EXERCISE DESCRIPTION - In the records below, find each line with the word "panel" and copy it.

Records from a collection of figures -
------------------------------------------------------------------------

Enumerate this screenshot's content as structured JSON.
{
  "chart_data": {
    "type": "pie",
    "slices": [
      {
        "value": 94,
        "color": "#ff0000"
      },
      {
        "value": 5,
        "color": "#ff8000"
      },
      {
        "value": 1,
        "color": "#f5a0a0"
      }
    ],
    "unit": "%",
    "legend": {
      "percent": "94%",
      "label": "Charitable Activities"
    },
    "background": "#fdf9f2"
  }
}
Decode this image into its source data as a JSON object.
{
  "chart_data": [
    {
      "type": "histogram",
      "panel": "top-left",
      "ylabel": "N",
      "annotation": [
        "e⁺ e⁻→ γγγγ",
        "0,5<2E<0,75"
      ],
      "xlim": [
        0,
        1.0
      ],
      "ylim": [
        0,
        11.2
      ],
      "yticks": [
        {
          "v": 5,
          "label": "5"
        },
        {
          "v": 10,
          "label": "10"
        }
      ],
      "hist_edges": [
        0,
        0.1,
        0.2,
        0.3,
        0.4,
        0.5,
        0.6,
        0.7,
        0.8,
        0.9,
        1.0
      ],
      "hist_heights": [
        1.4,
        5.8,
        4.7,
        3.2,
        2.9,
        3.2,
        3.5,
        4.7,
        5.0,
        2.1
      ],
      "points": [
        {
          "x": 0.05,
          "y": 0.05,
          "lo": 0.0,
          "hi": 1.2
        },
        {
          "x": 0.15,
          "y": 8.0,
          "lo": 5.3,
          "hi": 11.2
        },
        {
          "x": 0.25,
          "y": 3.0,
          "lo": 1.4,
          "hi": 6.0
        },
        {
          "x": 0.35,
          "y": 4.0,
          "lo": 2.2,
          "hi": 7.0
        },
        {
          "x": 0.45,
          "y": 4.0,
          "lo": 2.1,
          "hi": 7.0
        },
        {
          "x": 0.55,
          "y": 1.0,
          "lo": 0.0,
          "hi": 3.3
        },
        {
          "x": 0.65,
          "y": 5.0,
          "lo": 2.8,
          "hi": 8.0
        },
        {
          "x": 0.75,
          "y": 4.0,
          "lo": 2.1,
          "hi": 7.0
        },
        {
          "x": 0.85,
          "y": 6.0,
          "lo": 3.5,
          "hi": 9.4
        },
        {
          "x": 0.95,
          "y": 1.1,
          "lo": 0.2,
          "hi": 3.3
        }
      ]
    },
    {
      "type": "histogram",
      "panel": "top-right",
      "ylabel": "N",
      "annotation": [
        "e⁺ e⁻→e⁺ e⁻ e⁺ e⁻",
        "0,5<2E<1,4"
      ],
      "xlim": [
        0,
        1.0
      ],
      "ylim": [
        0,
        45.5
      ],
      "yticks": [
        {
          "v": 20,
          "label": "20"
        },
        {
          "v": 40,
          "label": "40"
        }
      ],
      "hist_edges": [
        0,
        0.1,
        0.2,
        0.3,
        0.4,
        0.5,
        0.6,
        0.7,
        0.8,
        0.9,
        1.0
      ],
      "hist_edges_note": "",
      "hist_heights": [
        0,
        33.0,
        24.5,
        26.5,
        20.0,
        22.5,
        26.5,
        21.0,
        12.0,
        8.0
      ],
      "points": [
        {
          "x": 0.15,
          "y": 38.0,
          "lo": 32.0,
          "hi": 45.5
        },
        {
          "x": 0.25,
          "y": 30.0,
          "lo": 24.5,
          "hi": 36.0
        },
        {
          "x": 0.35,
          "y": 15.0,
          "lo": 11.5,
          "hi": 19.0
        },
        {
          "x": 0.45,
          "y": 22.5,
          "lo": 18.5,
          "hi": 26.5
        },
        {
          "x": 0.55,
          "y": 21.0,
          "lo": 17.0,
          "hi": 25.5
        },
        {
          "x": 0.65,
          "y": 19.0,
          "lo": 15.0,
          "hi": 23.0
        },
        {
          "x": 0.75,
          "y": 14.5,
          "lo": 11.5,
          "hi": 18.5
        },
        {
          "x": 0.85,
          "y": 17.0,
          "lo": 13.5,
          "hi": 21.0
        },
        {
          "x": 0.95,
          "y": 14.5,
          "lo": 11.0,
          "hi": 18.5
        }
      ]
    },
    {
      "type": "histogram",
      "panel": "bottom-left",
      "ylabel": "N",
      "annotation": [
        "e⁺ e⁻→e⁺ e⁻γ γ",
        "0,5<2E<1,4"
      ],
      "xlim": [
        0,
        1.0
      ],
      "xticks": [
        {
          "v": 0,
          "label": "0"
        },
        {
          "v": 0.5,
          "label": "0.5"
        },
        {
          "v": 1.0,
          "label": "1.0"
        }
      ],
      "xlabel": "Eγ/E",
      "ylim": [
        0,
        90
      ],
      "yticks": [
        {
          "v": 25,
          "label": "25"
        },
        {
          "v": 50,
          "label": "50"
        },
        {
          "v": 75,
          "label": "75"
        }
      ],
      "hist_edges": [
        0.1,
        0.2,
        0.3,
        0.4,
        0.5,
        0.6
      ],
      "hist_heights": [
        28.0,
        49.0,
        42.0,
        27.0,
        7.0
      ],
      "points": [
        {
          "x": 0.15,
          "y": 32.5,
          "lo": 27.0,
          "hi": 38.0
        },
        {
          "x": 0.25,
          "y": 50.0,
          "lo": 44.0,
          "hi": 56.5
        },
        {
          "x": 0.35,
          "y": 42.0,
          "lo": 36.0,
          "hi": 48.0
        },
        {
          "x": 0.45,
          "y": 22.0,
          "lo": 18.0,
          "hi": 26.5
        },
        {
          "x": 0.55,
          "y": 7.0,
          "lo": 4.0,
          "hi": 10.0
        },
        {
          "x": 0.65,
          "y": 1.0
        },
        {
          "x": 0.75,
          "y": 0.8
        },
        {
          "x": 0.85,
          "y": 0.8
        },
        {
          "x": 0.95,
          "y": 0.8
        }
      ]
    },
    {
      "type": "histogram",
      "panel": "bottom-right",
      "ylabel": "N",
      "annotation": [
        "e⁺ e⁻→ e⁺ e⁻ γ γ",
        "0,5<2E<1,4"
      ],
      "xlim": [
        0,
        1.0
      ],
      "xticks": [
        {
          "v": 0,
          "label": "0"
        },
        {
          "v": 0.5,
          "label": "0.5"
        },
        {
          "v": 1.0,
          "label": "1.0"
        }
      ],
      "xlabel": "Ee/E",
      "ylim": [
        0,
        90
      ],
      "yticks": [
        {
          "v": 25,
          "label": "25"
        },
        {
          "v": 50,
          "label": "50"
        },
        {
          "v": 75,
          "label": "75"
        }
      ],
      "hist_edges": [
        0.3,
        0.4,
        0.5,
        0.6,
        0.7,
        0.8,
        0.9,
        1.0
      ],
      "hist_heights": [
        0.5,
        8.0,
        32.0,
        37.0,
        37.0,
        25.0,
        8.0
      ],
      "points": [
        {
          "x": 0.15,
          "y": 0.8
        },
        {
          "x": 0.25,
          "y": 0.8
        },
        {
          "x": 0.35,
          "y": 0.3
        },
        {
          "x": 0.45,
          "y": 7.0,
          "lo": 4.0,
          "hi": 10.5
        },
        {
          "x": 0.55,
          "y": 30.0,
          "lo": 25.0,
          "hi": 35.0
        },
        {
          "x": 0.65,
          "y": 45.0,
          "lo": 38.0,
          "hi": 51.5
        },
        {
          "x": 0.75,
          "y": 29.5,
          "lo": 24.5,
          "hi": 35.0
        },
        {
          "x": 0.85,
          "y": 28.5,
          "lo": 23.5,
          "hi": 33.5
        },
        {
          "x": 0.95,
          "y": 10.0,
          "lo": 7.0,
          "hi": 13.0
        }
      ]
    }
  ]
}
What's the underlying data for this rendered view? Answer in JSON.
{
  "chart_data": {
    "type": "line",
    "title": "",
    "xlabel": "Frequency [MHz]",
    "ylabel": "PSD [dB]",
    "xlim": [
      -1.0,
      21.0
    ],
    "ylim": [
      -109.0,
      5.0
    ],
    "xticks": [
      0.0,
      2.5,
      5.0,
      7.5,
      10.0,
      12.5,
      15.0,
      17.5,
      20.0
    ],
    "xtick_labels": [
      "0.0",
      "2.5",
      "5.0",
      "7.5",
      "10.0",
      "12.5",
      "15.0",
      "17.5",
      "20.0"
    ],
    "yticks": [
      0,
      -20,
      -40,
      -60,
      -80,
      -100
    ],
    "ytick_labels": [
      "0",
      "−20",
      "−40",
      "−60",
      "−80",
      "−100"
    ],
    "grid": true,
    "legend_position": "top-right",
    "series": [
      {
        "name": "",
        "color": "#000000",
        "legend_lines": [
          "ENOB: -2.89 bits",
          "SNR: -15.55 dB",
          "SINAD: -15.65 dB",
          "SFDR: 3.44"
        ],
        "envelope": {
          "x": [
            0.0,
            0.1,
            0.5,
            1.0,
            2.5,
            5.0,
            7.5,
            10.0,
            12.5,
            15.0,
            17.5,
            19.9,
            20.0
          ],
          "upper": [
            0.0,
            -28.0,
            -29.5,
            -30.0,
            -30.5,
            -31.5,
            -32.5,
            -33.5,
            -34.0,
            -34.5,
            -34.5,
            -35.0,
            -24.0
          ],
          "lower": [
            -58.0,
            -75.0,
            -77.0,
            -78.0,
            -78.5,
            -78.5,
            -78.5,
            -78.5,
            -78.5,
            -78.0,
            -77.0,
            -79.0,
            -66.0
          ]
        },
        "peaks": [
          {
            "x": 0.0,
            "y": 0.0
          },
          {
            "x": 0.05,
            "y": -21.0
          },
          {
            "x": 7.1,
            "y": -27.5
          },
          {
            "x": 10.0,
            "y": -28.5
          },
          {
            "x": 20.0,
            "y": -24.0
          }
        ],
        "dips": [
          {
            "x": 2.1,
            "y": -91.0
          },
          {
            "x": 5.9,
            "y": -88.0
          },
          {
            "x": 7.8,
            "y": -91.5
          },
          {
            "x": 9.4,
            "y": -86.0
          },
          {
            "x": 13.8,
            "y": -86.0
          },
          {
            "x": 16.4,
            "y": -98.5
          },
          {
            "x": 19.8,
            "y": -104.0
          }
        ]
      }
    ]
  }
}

------------------------------------------------------------------------

RIGHT ANSWER -
      "panel": "top-left",
      "panel": "top-right",
      "panel": "bottom-left",
      "panel": "bottom-right",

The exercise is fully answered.